── DATASET CONTENT

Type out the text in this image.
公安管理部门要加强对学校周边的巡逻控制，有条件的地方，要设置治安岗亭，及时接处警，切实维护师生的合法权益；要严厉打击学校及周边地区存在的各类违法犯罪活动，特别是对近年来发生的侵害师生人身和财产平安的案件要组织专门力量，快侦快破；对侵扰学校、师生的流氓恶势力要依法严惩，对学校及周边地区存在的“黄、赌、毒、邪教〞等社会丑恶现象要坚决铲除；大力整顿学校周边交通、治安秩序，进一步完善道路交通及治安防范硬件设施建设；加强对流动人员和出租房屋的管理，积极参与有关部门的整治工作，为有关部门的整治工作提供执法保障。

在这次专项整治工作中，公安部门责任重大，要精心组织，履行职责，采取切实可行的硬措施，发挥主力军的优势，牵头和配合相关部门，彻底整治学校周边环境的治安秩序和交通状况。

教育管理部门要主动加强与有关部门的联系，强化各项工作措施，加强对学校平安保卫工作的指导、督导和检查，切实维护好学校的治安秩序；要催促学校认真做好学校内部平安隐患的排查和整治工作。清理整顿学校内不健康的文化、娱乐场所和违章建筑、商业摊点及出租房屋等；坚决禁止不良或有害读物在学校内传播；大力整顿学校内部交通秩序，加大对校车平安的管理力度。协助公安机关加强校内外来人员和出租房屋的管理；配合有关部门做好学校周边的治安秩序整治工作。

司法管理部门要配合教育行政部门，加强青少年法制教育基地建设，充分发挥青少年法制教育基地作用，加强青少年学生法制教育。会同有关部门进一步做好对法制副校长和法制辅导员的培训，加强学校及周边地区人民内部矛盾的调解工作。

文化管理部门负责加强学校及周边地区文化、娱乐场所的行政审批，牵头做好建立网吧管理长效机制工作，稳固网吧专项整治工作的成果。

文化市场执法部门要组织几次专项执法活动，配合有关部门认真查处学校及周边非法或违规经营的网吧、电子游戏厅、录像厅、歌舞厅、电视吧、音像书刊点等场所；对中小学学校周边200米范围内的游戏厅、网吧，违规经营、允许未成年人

────

BRIEF.
Please set down the whole listing above without altering a single line.

ANSWER BELOW.
Type out the text in this image.
公安管理部门要加强对学校周边的巡逻控制，有条件的地方，要设置治安岗亭，及时接处警，切实维护师生的合法权益；要严厉打击学校及周边地区存在的各类违法犯罪活动，特别是对近年来发生的侵害师生人身和财产平安的案件要组织专门力量，快侦快破；对侵扰学校、师生的流氓恶势力要依法严惩，对学校及周边地区存在的“黄、赌、毒、邪教〞等社会丑恶现象要坚决铲除；大力整顿学校周边交通、治安秩序，进一步完善道路交通及治安防范硬件设施建设；加强对流动人员和出租房屋的管理，积极参与有关部门的整治工作，为有关部门的整治工作提供执法保障。

在这次专项整治工作中，公安部门责任重大，要精心组织，履行职责，采取切实可行的硬措施，发挥主力军的优势，牵头和配合相关部门，彻底整治学校周边环境的治安秩序和交通状况。

教育管理部门要主动加强与有关部门的联系，强化各项工作措施，加强对学校平安保卫工作的指导、督导和检查，切实维护好学校的治安秩序；要催促学校认真做好学校内部平安隐患的排查和整治工作。清理整顿学校内不健康的文化、娱乐场所和违章建筑、商业摊点及出租房屋等；坚决禁止不良或有害读物在学校内传播；大力整顿学校内部交通秩序，加大对校车平安的管理力度。协助公安机关加强校内外来人员和出租房屋的管理；配合有关部门做好学校周边的治安秩序整治工作。

司法管理部门要配合教育行政部门，加强青少年法制教育基地建设，充分发挥青少年法制教育基地作用，加强青少年学生法制教育。会同有关部门进一步做好对法制副校长和法制辅导员的培训，加强学校及周边地区人民内部矛盾的调解工作。

文化管理部门负责加强学校及周边地区文化、娱乐场所的行政审批，牵头做好建立网吧管理长效机制工作，稳固网吧专项整治工作的成果。

文化市场执法部门要组织几次专项执法活动，配合有关部门认真查处学校及周边非法或违规经营的网吧、电子游戏厅、录像厅、歌舞厅、电视吧、音像书刊点等场所；对中小学学校周边200米范围内的游戏厅、网吧，违规经营、允许未成年人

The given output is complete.